[Begin]

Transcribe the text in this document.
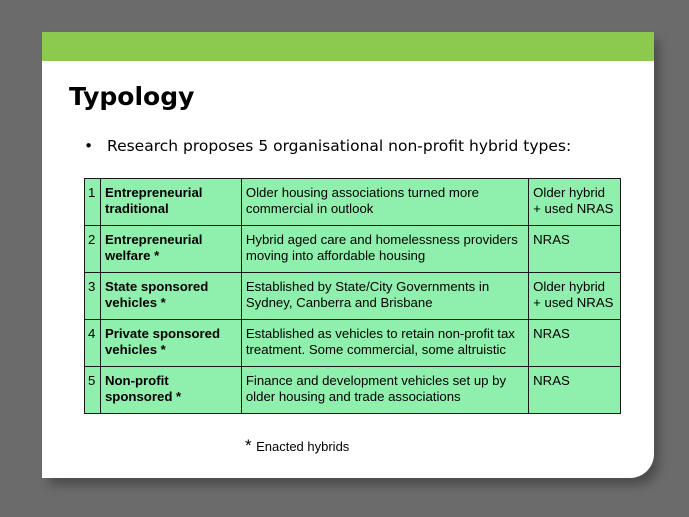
Typology
• Research proposes 5 organisational non-profit hybrid types:
1	Entrepreneurial traditional	Older housing associations turned more commercial in outlook	Older hybrid + used NRAS
2	Entrepreneurial welfare *	Hybrid aged care and homelessness providers moving into affordable housing	NRAS
3	State sponsored vehicles *	Established by State/City Governments in Sydney, Canberra and Brisbane	Older hybrid + used NRAS
4	Private sponsored vehicles *	Established as vehicles to retain non-profit tax treatment. Some commercial, some altruistic	NRAS
5	Non-profit sponsored *	Finance and development vehicles set up by older housing and trade associations	NRAS
* Enacted hybrids
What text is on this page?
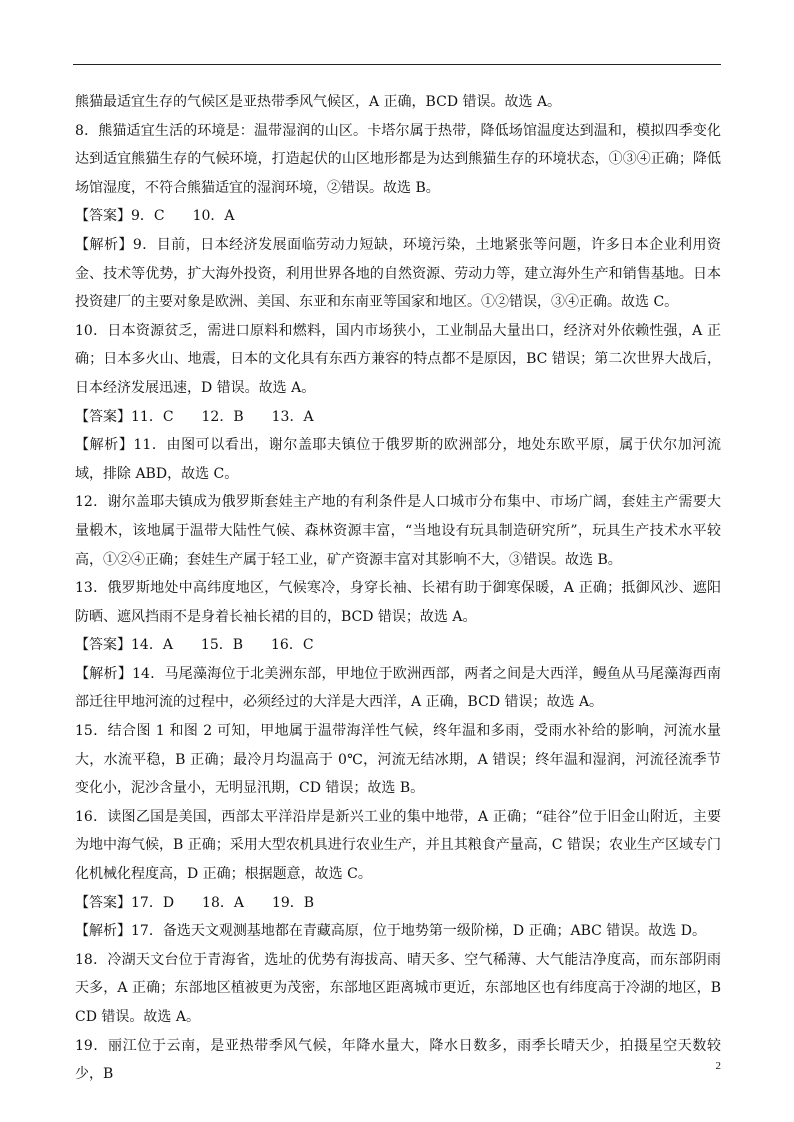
熊猫最适宜生存的气候区是亚热带季风气候区，A 正确，BCD 错误。故选 A。

8．熊猫适宜生活的环境是：温带湿润的山区。卡塔尔属于热带，降低场馆温度达到温和，模拟四季变化达到适宜熊猫生存的气候环境，打造起伏的山区地形都是为达到熊猫生存的环境状态，①③④正确；降低场馆湿度，不符合熊猫适宜的湿润环境，②错误。故选 B。

【答案】9．C　　10．A

【解析】9．目前，日本经济发展面临劳动力短缺，环境污染，土地紧张等问题，许多日本企业利用资金、技术等优势，扩大海外投资，利用世界各地的自然资源、劳动力等，建立海外生产和销售基地。日本投资建厂的主要对象是欧洲、美国、东亚和东南亚等国家和地区。①②错误，③④正确。故选 C。

10．日本资源贫乏，需进口原料和燃料，国内市场狭小，工业制品大量出口，经济对外依赖性强，A 正确；日本多火山、地震，日本的文化具有东西方兼容的特点都不是原因，BC 错误；第二次世界大战后，日本经济发展迅速，D 错误。故选 A。

【答案】11．C　　12．B　　13．A

【解析】11．由图可以看出，谢尔盖耶夫镇位于俄罗斯的欧洲部分，地处东欧平原，属于伏尔加河流域，排除 ABD，故选 C。

12．谢尔盖耶夫镇成为俄罗斯套娃主产地的有利条件是人口城市分布集中、市场广阔，套娃主产需要大量椴木，该地属于温带大陆性气候、森林资源丰富，“当地设有玩具制造研究所”，玩具生产技术水平较高，①②④正确；套娃生产属于轻工业，矿产资源丰富对其影响不大，③错误。故选 B。

13．俄罗斯地处中高纬度地区，气候寒冷，身穿长袖、长裙有助于御寒保暖，A 正确；抵御风沙、遮阳防晒、遮风挡雨不是身着长袖长裙的目的，BCD 错误；故选 A。

【答案】14．A　　15．B　　16．C

【解析】14．马尾藻海位于北美洲东部，甲地位于欧洲西部，两者之间是大西洋，鳗鱼从马尾藻海西南部迁往甲地河流的过程中，必须经过的大洋是大西洋，A 正确，BCD 错误；故选 A。

15．结合图 1 和图 2 可知，甲地属于温带海洋性气候，终年温和多雨，受雨水补给的影响，河流水量大，水流平稳，B 正确；最冷月均温高于 0℃，河流无结冰期，A 错误；终年温和湿润，河流径流季节变化小，泥沙含量小，无明显汛期，CD 错误；故选 B。

16．读图乙国是美国，西部太平洋沿岸是新兴工业的集中地带，A 正确；“硅谷”位于旧金山附近，主要为地中海气候，B 正确；采用大型农机具进行农业生产，并且其粮食产量高，C 错误；农业生产区域专门化机械化程度高，D 正确；根据题意，故选 C。

【答案】17．D　　18．A　　19．B

【解析】17．备选天文观测基地都在青藏高原，位于地势第一级阶梯，D 正确；ABC 错误。故选 D。

18．冷湖天文台位于青海省，选址的优势有海拔高、晴天多、空气稀薄、大气能洁净度高，而东部阴雨天多，A 正确；东部地区植被更为茂密，东部地区距离城市更近，东部地区也有纬度高于冷湖的地区，BCD 错误。故选 A。

19．丽江位于云南，是亚热带季风气候，年降水量大，降水日数多，雨季长晴天少，拍摄星空天数较少，B

2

[End]

◆ **Problem details**
From the material given, work out how many lines hold the string "vehicles"; state that number and nothing further.

◆ **Finished exercise**
3